Set task 1: Reproduce the records from their first line through the line containing "- candle-body: [808, 449, 817, 462]", including both of those lines.

Start Excerpt

G. N. Johnson, for appellee:
As to the 1st point in the petition of appeal. The appearance of Brockenbrough did not have the effect of discharging the attachment; vide Acts of 1840-1, p. 78, ch. 68. Mr. Brockenbrough proceeded under this statute, giving bond and security for costs, but not to pay the costs and damages of the decree; and hence the attachment was not discharged, and the court did not err in failing to require bond and security of the plaintiff.
Again, it was decided in Kelly v. Uink-enhoger, 8 Grat., p. 104, that it is not error in an interlocutory decree, in a proceeding for the sale of land, to fail to decree security according to law against the plaintiff; the final decree may do so. The case was no doubt decided on the principle that an interlocutory decree is worth nothing until confirmed by a final decree.
*As to the second point. It is objected that the stock was not sold soon enough by the company, its right being to sell at the first failure to pay an installment. This seems to me to be a strange objection, that a man should not be required to pay his debt, because he has been indulged by his creditor. But to treat it more seriously, see the charter of the company, Acts of 1831-2, p. 76, ch. 32, and Sup. to R. C. of 1819, p. 478, i 18. It appears from this charter, very plain to me, that the company have the right to sell, not only at the first failure to pay an installment, but at any time after, and that the proceeds of sale are to be applied, not alone to the first installment omitted to be paid, but to all installments in arrear. Suppose installments are called for in rapid succession, and before there is time to advertise and sell the first, another falls due — is it to be pretended, that because two installments have fallen due, the lien of the company on the stock, or its right to sell it, is gone?

End Excerpt
Start Listing

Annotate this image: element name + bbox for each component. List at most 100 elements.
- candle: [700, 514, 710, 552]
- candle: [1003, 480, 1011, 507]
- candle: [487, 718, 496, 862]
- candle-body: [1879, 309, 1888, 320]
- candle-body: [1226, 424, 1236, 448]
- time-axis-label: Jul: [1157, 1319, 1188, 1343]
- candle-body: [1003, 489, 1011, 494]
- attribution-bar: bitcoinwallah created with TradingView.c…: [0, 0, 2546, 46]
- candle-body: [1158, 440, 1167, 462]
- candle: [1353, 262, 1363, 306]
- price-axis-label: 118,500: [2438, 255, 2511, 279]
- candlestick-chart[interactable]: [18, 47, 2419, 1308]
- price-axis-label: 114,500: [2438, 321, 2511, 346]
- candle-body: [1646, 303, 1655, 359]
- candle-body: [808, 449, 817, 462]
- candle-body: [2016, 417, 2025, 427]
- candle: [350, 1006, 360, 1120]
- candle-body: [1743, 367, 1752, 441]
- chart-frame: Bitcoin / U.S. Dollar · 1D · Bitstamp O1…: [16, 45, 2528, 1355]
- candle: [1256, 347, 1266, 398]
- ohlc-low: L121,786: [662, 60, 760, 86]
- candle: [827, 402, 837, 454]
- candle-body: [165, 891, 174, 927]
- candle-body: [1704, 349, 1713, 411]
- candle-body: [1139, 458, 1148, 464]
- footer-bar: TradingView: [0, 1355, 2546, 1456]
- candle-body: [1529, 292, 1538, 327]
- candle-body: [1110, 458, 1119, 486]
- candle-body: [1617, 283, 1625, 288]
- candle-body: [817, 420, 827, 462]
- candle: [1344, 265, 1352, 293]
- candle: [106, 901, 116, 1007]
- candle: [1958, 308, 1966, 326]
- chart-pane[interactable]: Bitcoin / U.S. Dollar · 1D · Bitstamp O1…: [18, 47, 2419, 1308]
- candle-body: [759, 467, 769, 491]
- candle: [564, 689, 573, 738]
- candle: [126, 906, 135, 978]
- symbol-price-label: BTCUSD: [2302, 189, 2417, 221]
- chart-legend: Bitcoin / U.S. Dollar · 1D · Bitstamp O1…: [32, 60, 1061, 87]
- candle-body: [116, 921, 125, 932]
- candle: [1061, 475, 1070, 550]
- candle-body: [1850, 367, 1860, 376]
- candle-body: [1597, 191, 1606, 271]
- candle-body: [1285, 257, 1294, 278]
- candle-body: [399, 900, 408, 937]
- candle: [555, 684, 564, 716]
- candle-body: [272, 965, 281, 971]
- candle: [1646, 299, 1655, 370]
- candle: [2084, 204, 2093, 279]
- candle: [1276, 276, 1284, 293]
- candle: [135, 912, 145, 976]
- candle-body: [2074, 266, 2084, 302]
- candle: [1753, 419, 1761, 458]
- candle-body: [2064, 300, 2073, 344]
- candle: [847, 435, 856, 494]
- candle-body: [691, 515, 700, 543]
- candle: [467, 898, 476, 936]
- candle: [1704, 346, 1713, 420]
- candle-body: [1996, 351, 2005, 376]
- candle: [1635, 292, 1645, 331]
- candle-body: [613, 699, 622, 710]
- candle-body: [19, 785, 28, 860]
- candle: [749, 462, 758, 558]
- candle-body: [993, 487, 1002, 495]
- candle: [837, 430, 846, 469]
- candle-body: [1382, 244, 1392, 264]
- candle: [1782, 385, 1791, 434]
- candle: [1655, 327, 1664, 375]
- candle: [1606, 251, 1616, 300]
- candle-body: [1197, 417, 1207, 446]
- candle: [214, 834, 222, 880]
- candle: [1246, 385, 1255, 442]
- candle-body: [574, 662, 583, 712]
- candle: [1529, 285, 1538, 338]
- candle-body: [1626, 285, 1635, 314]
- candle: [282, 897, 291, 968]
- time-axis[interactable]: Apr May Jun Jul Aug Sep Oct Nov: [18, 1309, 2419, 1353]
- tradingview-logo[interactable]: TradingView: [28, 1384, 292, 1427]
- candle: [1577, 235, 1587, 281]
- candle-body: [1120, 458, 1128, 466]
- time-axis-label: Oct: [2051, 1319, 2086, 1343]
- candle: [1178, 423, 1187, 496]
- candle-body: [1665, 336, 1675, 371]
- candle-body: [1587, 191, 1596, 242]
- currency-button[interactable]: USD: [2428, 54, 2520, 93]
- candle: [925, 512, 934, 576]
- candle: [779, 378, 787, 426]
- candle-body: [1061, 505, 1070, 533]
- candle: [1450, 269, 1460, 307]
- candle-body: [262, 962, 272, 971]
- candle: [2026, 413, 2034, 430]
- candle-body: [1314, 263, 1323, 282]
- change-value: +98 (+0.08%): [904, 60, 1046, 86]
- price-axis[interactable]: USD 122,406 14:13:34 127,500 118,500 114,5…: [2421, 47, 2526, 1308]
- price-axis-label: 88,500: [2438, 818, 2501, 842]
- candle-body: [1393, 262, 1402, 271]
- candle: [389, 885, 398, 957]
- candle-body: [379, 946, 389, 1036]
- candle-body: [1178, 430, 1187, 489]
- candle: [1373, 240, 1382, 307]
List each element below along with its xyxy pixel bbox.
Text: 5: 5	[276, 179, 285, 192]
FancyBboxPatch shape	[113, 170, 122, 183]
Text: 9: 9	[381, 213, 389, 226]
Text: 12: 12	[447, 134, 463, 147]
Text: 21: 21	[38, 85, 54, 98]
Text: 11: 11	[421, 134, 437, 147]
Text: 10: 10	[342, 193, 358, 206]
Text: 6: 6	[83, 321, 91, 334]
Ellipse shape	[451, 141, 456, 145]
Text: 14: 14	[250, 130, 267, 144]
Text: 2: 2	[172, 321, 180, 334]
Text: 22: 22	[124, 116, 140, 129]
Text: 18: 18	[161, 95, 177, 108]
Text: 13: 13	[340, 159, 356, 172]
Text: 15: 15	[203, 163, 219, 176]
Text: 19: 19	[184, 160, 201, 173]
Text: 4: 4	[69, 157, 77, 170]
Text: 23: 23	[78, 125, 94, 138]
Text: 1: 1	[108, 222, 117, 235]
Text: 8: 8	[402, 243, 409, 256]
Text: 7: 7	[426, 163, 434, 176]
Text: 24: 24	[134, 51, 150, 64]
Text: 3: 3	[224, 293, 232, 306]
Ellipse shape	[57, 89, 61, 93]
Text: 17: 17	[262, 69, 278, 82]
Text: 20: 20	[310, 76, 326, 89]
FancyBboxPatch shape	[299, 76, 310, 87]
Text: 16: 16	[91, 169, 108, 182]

End Listing

Set task 2: In the appellee's argument, which statute did Mr. Brockenbrough proceed under?

Correct output 1:
Annotate this image: element name + bbox for each component. List at most 100 elements.
- candle: [700, 514, 710, 552]
- candle: [1003, 480, 1011, 507]
- candle: [487, 718, 496, 862]
- candle-body: [1879, 309, 1888, 320]
- candle-body: [1226, 424, 1236, 448]
- time-axis-label: Jul: [1157, 1319, 1188, 1343]
- candle-body: [1003, 489, 1011, 494]
- attribution-bar: bitcoinwallah created with TradingView.c…: [0, 0, 2546, 46]
- candle-body: [1158, 440, 1167, 462]
- candle: [1353, 262, 1363, 306]
- price-axis-label: 118,500: [2438, 255, 2511, 279]
- candlestick-chart[interactable]: [18, 47, 2419, 1308]
- price-axis-label: 114,500: [2438, 321, 2511, 346]
- candle-body: [1646, 303, 1655, 359]
- candle-body: [808, 449, 817, 462]

Correct output 2: Acts of 1840-1, p. 78, ch. 68.